#### Goal
Repeat the listing in full, exactly as it stands.

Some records
- - - - - - -

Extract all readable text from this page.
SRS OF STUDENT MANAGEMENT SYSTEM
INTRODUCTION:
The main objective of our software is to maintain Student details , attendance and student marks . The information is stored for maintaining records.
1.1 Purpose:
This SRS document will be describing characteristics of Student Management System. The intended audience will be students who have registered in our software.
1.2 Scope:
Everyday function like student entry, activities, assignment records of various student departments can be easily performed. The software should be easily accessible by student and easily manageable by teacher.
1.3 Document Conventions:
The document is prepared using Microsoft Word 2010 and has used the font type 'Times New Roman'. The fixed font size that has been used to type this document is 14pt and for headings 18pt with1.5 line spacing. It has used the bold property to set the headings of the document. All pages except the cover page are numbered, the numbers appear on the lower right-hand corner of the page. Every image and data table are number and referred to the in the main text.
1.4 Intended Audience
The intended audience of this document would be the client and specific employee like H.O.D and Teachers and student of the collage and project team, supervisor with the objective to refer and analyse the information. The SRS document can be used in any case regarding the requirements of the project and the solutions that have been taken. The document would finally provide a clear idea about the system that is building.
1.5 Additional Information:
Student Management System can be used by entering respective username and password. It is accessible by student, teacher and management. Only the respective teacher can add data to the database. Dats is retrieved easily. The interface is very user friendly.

- - - - - - -

#### The response
Extract all readable text from this page.
SRS OF STUDENT MANAGEMENT SYSTEM
INTRODUCTION:
The main objective of our software is to maintain Student details , attendance and student marks . The information is stored for maintaining records.
1.1 Purpose:
This SRS document will be describing characteristics of Student Management System. The intended audience will be students who have registered in our software.
1.2 Scope:
Everyday function like student entry, activities, assignment records of various student departments can be easily performed. The software should be easily accessible by student and easily manageable by teacher.
1.3 Document Conventions:
The document is prepared using Microsoft Word 2010 and has used the font type 'Times New Roman'. The fixed font size that has been used to type this document is 14pt and for headings 18pt with1.5 line spacing. It has used the bold property to set the headings of the document. All pages except the cover page are numbered, the numbers appear on the lower right-hand corner of the page. Every image and data table are number and referred to the in the main text.
1.4 Intended Audience
The intended audience of this document would be the client and specific employee like H.O.D and Teachers and student of the collage and project team, supervisor with the objective to refer and analyse the information. The SRS document can be used in any case regarding the requirements of the project and the solutions that have been taken. The document would finally provide a clear idea about the system that is building.
1.5 Additional Information:
Student Management System can be used by entering respective username and password. It is accessible by student, teacher and management. Only the respective teacher can add data to the database. Dats is retrieved easily. The interface is very user friendly.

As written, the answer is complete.